# Task:
Skip every picture and transcribe the remaining material exactly.

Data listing

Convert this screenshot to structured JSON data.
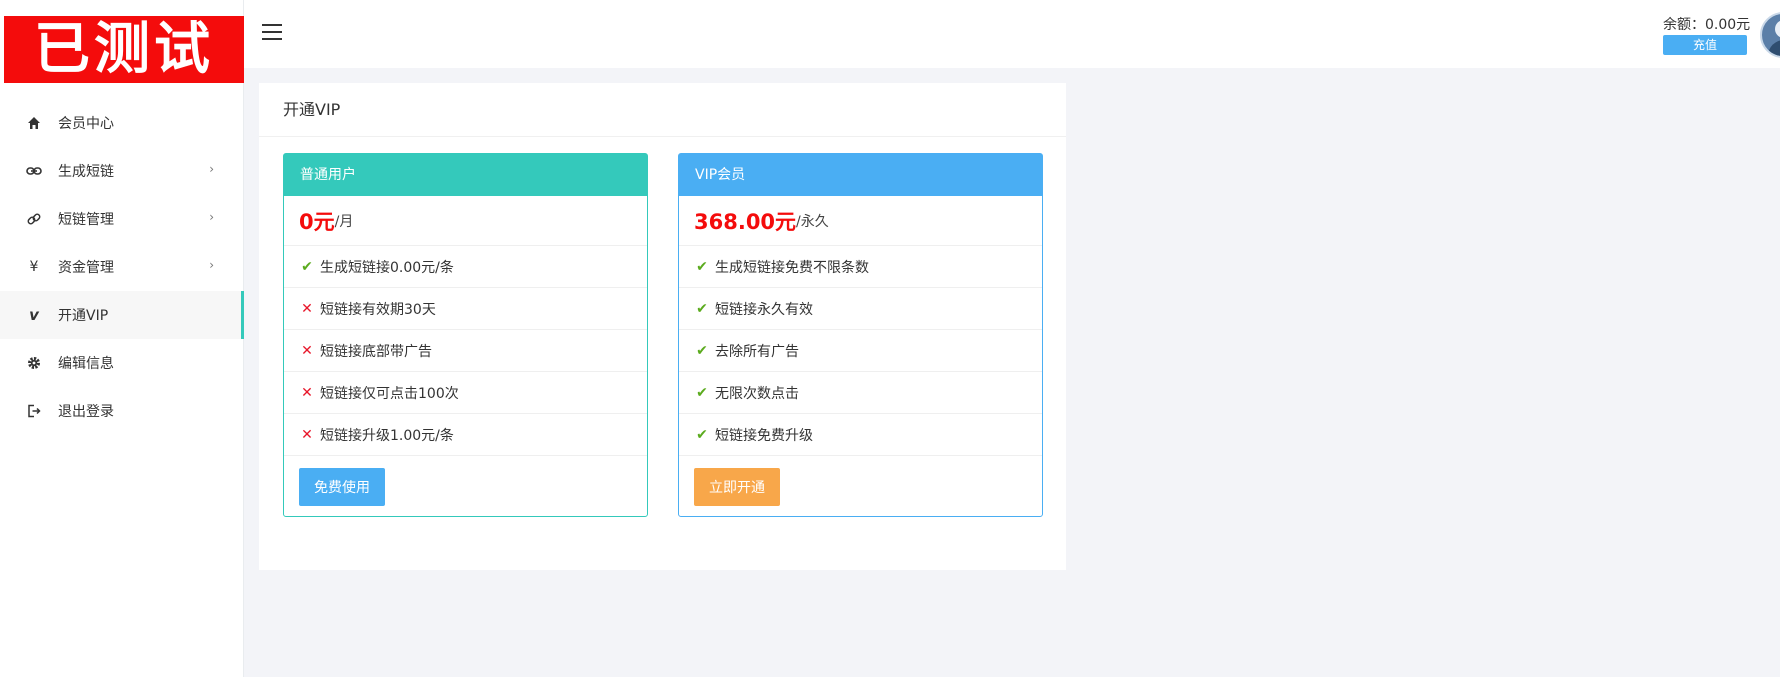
{
  "logo": {
    "text": "已测试"
  },
  "sidebar": {
    "items": [
      {
        "label": "会员中心",
        "icon": "home-icon",
        "has_submenu": false,
        "active": false
      },
      {
        "label": "生成短链",
        "icon": "link-icon",
        "has_submenu": true,
        "active": false
      },
      {
        "label": "短链管理",
        "icon": "chain-icon",
        "has_submenu": true,
        "active": false
      },
      {
        "label": "资金管理",
        "icon": "yen-icon",
        "has_submenu": true,
        "active": false
      },
      {
        "label": "开通VIP",
        "icon": "vimeo-icon",
        "has_submenu": false,
        "active": true
      },
      {
        "label": "编辑信息",
        "icon": "gear-icon",
        "has_submenu": false,
        "active": false
      },
      {
        "label": "退出登录",
        "icon": "logout-icon",
        "has_submenu": false,
        "active": false
      }
    ]
  },
  "header": {
    "balance_label": "余额：",
    "balance_value": "0.00元",
    "recharge_label": "充值"
  },
  "main": {
    "title": "开通VIP",
    "plans": [
      {
        "name": "普通用户",
        "price": "0元",
        "period": "/月",
        "features": [
          {
            "text": "生成短链接0.00元/条",
            "ok": true
          },
          {
            "text": "短链接有效期30天",
            "ok": false
          },
          {
            "text": "短链接底部带广告",
            "ok": false
          },
          {
            "text": "短链接仅可点击100次",
            "ok": false
          },
          {
            "text": "短链接升级1.00元/条",
            "ok": false
          }
        ],
        "button_label": "免费使用"
      },
      {
        "name": "VIP会员",
        "price": "368.00元",
        "period": "/永久",
        "features": [
          {
            "text": "生成短链接免费不限条数",
            "ok": true
          },
          {
            "text": "短链接永久有效",
            "ok": true
          },
          {
            "text": "去除所有广告",
            "ok": true
          },
          {
            "text": "无限次数点击",
            "ok": true
          },
          {
            "text": "短链接免费升级",
            "ok": true
          }
        ],
        "button_label": "立即开通"
      }
    ]
  },
  "colors": {
    "accent_teal": "#34c9bb",
    "accent_blue": "#4aaef3",
    "accent_orange": "#f8a74a",
    "price_red": "#f40c0c",
    "logo_red": "#f40c0c"
  }
}
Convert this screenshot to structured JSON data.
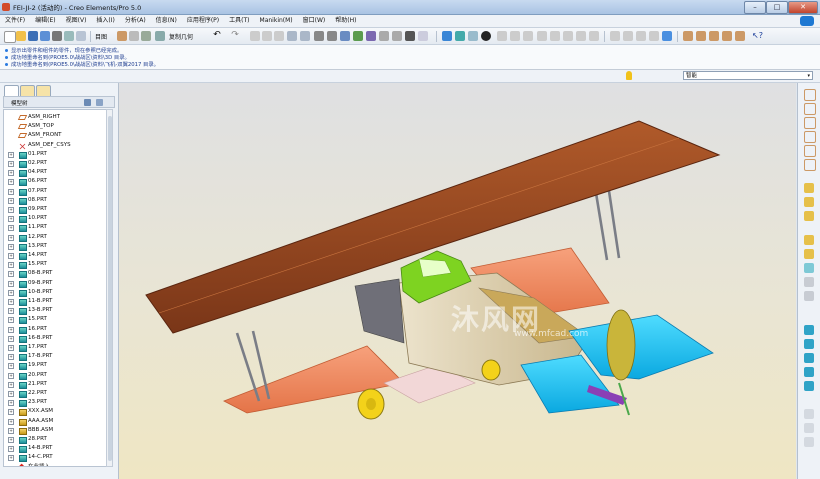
{
  "window": {
    "title": "FEI-JI-2 (活动的) - Creo Elements/Pro 5.0",
    "controls": [
      "–",
      "□",
      "✕"
    ]
  },
  "menubar": {
    "items": [
      "文件(F)",
      "编辑(E)",
      "视图(V)",
      "插入(I)",
      "分析(A)",
      "信息(N)",
      "应用程序(P)",
      "工具(T)",
      "Manikin(M)",
      "窗口(W)",
      "帮助(H)"
    ]
  },
  "toolbar": {
    "retrieve_label": "目图",
    "copy_geom_label": "复制几何",
    "accent": "#2a6fc9"
  },
  "messages": [
    "显示出零件和组件的零件，现在参照已经完成。",
    "成功地重命名到(PROE5.0\\战战区\\资料\\3D 目录。",
    "成功地重命名到(PROE5.0\\战战区\\资料\\飞机-双翼2017 目录。"
  ],
  "status": {
    "filter_value": "智能",
    "filter_arrow": "▾"
  },
  "model_tree": {
    "header": "模型树",
    "items": [
      {
        "label": "ASM_RIGHT",
        "icon": "datum-plane-icon",
        "expand": ""
      },
      {
        "label": "ASM_TOP",
        "icon": "datum-plane-icon",
        "expand": ""
      },
      {
        "label": "ASM_FRONT",
        "icon": "datum-plane-icon",
        "expand": ""
      },
      {
        "label": "ASM_DEF_CSYS",
        "icon": "csys-icon",
        "expand": ""
      },
      {
        "label": "01.PRT",
        "icon": "part-icon",
        "expand": "+"
      },
      {
        "label": "02.PRT",
        "icon": "part-icon",
        "expand": "+"
      },
      {
        "label": "04.PRT",
        "icon": "part-icon",
        "expand": "+"
      },
      {
        "label": "06.PRT",
        "icon": "part-icon",
        "expand": "+"
      },
      {
        "label": "07.PRT",
        "icon": "part-icon",
        "expand": "+"
      },
      {
        "label": "08.PRT",
        "icon": "part-icon",
        "expand": "+"
      },
      {
        "label": "09.PRT",
        "icon": "part-icon",
        "expand": "+"
      },
      {
        "label": "10.PRT",
        "icon": "part-icon",
        "expand": "+"
      },
      {
        "label": "11.PRT",
        "icon": "part-icon",
        "expand": "+"
      },
      {
        "label": "12.PRT",
        "icon": "part-icon",
        "expand": "+"
      },
      {
        "label": "13.PRT",
        "icon": "part-icon",
        "expand": "+"
      },
      {
        "label": "14.PRT",
        "icon": "part-icon",
        "expand": "+"
      },
      {
        "label": "15.PRT",
        "icon": "part-icon",
        "expand": "+"
      },
      {
        "label": "08-B.PRT",
        "icon": "part-icon",
        "expand": "+"
      },
      {
        "label": "09-B.PRT",
        "icon": "part-icon",
        "expand": "+"
      },
      {
        "label": "10-B.PRT",
        "icon": "part-icon",
        "expand": "+"
      },
      {
        "label": "11-B.PRT",
        "icon": "part-icon",
        "expand": "+"
      },
      {
        "label": "13-B.PRT",
        "icon": "part-icon",
        "expand": "+"
      },
      {
        "label": "15.PRT",
        "icon": "part-icon",
        "expand": "+"
      },
      {
        "label": "16.PRT",
        "icon": "part-icon",
        "expand": "+"
      },
      {
        "label": "16-B.PRT",
        "icon": "part-icon",
        "expand": "+"
      },
      {
        "label": "17.PRT",
        "icon": "part-icon",
        "expand": "+"
      },
      {
        "label": "17-B.PRT",
        "icon": "part-icon",
        "expand": "+"
      },
      {
        "label": "19.PRT",
        "icon": "part-icon",
        "expand": "+"
      },
      {
        "label": "20.PRT",
        "icon": "part-icon",
        "expand": "+"
      },
      {
        "label": "21.PRT",
        "icon": "part-icon",
        "expand": "+"
      },
      {
        "label": "22.PRT",
        "icon": "part-icon",
        "expand": "+"
      },
      {
        "label": "23.PRT",
        "icon": "part-icon",
        "expand": "+"
      },
      {
        "label": "XXX.ASM",
        "icon": "assembly-icon",
        "expand": "+"
      },
      {
        "label": "AAA.ASM",
        "icon": "assembly-icon",
        "expand": "+"
      },
      {
        "label": "BBB.ASM",
        "icon": "assembly-icon",
        "expand": "+"
      },
      {
        "label": "28.PRT",
        "icon": "part-icon",
        "expand": "+"
      },
      {
        "label": "14-B.PRT",
        "icon": "part-icon",
        "expand": "+"
      },
      {
        "label": "14-C.PRT",
        "icon": "part-icon",
        "expand": "+"
      },
      {
        "label": "在此插入",
        "icon": "insert-here-icon",
        "expand": ""
      }
    ]
  },
  "viewport": {
    "watermark": "沐风网",
    "watermark_url": "www.mfcad.com",
    "colors": {
      "upper_wing": "#9a4a22",
      "lower_wing": "#f08a62",
      "tail": "#18c8f0",
      "cockpit": "#7ed321",
      "wheel": "#f3d21a",
      "fuselage": "#d9c9a3"
    }
  }
}
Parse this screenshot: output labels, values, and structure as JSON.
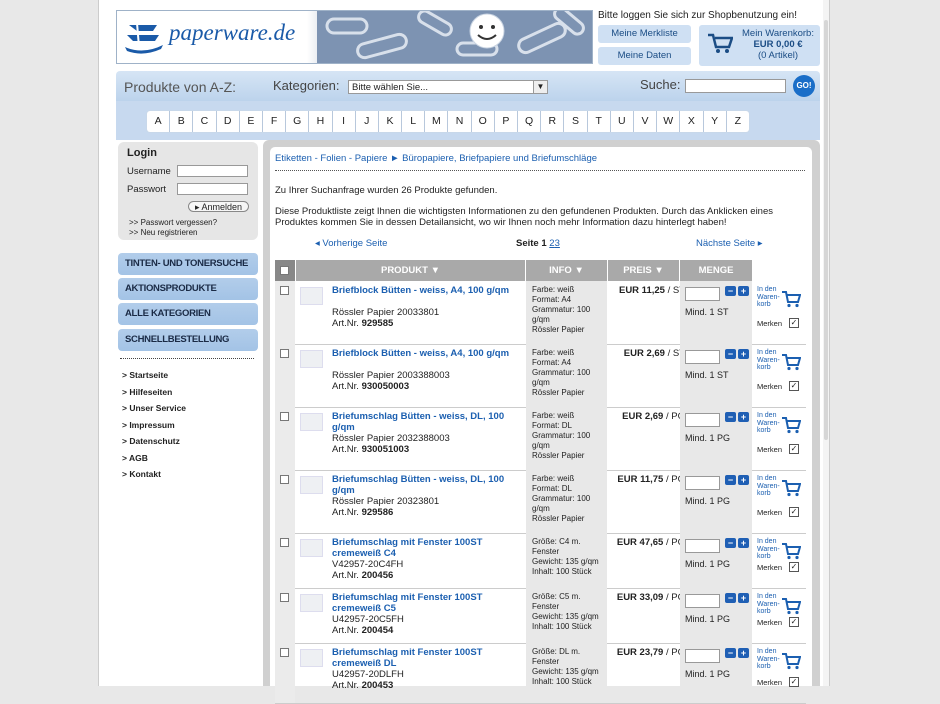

# Worked solution:
Convert this screenshot to structured JSON data.
{
  "logo": {
    "text": "已测试"
  },
  "sidebar": {
    "items": [
      {
        "label": "会员中心",
        "icon": "home-icon",
        "has_submenu": false,
        "active": false
      },
      {
        "label": "生成短链",
        "icon": "link-icon",
        "has_submenu": true,
        "active": false
      },
      {
        "label": "短链管理",
        "icon": "chain-icon",
        "has_submenu": true,
        "active": false
      },
      {
        "label": "资金管理",
        "icon": "yen-icon",
        "has_submenu": true,
        "active": false
      },
      {
        "label": "开通VIP",
        "icon": "vimeo-icon",
        "has_submenu": false,
        "active": true
      },
      {
        "label": "编辑信息",
        "icon": "gear-icon",
        "has_submenu": false,
        "active": false
      },
      {
        "label": "退出登录",
        "icon": "logout-icon",
        "has_submenu": false,
        "active": false
      }
    ]
  },
  "header": {
    "balance_label": "余额：",
    "balance_value": "0.00元",
    "recharge_label": "充值"
  },
  "main": {
    "title": "开通VIP",
    "plans": [
      {
        "name": "普通用户",
        "price": "0元",
        "period": "/月",
        "features": [
          {
            "text": "生成短链接0.00元/条",
            "ok": true
          },
          {
            "text": "短链接有效期30天",
            "ok": false
          },
          {
            "text": "短链接底部带广告",
            "ok": false
          },
          {
            "text": "短链接仅可点击100次",
            "ok": false
          },
          {
            "text": "短链接升级1.00元/条",
            "ok": false
          }
        ],
        "button_label": "免费使用"
      },
      {
        "name": "VIP会员",
        "price": "368.00元",
        "period": "/永久",
        "features": [
          {
            "text": "生成短链接免费不限条数",
            "ok": true
          },
          {
            "text": "短链接永久有效",
            "ok": true
          },
          {
            "text": "去除所有广告",
            "ok": true
          },
          {
            "text": "无限次数点击",
            "ok": true
          },
          {
            "text": "短链接免费升级",
            "ok": true
          }
        ],
        "button_label": "立即开通"
      }
    ]
  },
  "colors": {
    "accent_teal": "#34c9bb",
    "accent_blue": "#4aaef3",
    "accent_orange": "#f8a74a",
    "price_red": "#f40c0c",
    "logo_red": "#f40c0c"
  }
}
Convert this screenshot to structured JSON data.
{
  "window": {
    "title": "FEI-JI-2 (活动的) - Creo Elements/Pro 5.0",
    "controls": [
      "–",
      "□",
      "✕"
    ]
  },
  "menubar": {
    "items": [
      "文件(F)",
      "编辑(E)",
      "视图(V)",
      "插入(I)",
      "分析(A)",
      "信息(N)",
      "应用程序(P)",
      "工具(T)",
      "Manikin(M)",
      "窗口(W)",
      "帮助(H)"
    ]
  },
  "toolbar": {
    "retrieve_label": "目图",
    "copy_geom_label": "复制几何",
    "accent": "#2a6fc9"
  },
  "messages": [
    "显示出零件和组件的零件，现在参照已经完成。",
    "成功地重命名到(PROE5.0\\战战区\\资料\\3D 目录。",
    "成功地重命名到(PROE5.0\\战战区\\资料\\飞机-双翼2017 目录。"
  ],
  "status": {
    "filter_value": "智能",
    "filter_arrow": "▾"
  },
  "model_tree": {
    "header": "模型树",
    "items": [
      {
        "label": "ASM_RIGHT",
        "icon": "datum-plane-icon",
        "expand": ""
      },
      {
        "label": "ASM_TOP",
        "icon": "datum-plane-icon",
        "expand": ""
      },
      {
        "label": "ASM_FRONT",
        "icon": "datum-plane-icon",
        "expand": ""
      },
      {
        "label": "ASM_DEF_CSYS",
        "icon": "csys-icon",
        "expand": ""
      },
      {
        "label": "01.PRT",
        "icon": "part-icon",
        "expand": "+"
      },
      {
        "label": "02.PRT",
        "icon": "part-icon",
        "expand": "+"
      },
      {
        "label": "04.PRT",
        "icon": "part-icon",
        "expand": "+"
      },
      {
        "label": "06.PRT",
        "icon": "part-icon",
        "expand": "+"
      },
      {
        "label": "07.PRT",
        "icon": "part-icon",
        "expand": "+"
      },
      {
        "label": "08.PRT",
        "icon": "part-icon",
        "expand": "+"
      },
      {
        "label": "09.PRT",
        "icon": "part-icon",
        "expand": "+"
      },
      {
        "label": "10.PRT",
        "icon": "part-icon",
        "expand": "+"
      },
      {
        "label": "11.PRT",
        "icon": "part-icon",
        "expand": "+"
      },
      {
        "label": "12.PRT",
        "icon": "part-icon",
        "expand": "+"
      },
      {
        "label": "13.PRT",
        "icon": "part-icon",
        "expand": "+"
      },
      {
        "label": "14.PRT",
        "icon": "part-icon",
        "expand": "+"
      },
      {
        "label": "15.PRT",
        "icon": "part-icon",
        "expand": "+"
      },
      {
        "label": "08-B.PRT",
        "icon": "part-icon",
        "expand": "+"
      },
      {
        "label": "09-B.PRT",
        "icon": "part-icon",
        "expand": "+"
      },
      {
        "label": "10-B.PRT",
        "icon": "part-icon",
        "expand": "+"
      },
      {
        "label": "11-B.PRT",
        "icon": "part-icon",
        "expand": "+"
      },
      {
        "label": "13-B.PRT",
        "icon": "part-icon",
        "expand": "+"
      },
      {
        "label": "15.PRT",
        "icon": "part-icon",
        "expand": "+"
      },
      {
        "label": "16.PRT",
        "icon": "part-icon",
        "expand": "+"
      },
      {
        "label": "16-B.PRT",
        "icon": "part-icon",
        "expand": "+"
      },
      {
        "label": "17.PRT",
        "icon": "part-icon",
        "expand": "+"
      },
      {
        "label": "17-B.PRT",
        "icon": "part-icon",
        "expand": "+"
      },
      {
        "label": "19.PRT",
        "icon": "part-icon",
        "expand": "+"
      },
      {
        "label": "20.PRT",
        "icon": "part-icon",
        "expand": "+"
      },
      {
        "label": "21.PRT",
        "icon": "part-icon",
        "expand": "+"
      },
      {
        "label": "22.PRT",
        "icon": "part-icon",
        "expand": "+"
      },
      {
        "label": "23.PRT",
        "icon": "part-icon",
        "expand": "+"
      },
      {
        "label": "XXX.ASM",
        "icon": "assembly-icon",
        "expand": "+"
      },
      {
        "label": "AAA.ASM",
        "icon": "assembly-icon",
        "expand": "+"
      },
      {
        "label": "BBB.ASM",
        "icon": "assembly-icon",
        "expand": "+"
      },
      {
        "label": "28.PRT",
        "icon": "part-icon",
        "expand": "+"
      },
      {
        "label": "14-B.PRT",
        "icon": "part-icon",
        "expand": "+"
      },
      {
        "label": "14-C.PRT",
        "icon": "part-icon",
        "expand": "+"
      },
      {
        "label": "在此插入",
        "icon": "insert-here-icon",
        "expand": ""
      }
    ]
  },
  "viewport": {
    "watermark": "沐风网",
    "watermark_url": "www.mfcad.com",
    "colors": {
      "upper_wing": "#9a4a22",
      "lower_wing": "#f08a62",
      "tail": "#18c8f0",
      "cockpit": "#7ed321",
      "wheel": "#f3d21a",
      "fuselage": "#d9c9a3"
    }
  }
}
Parse this screenshot: output labels, values, and structure as JSON.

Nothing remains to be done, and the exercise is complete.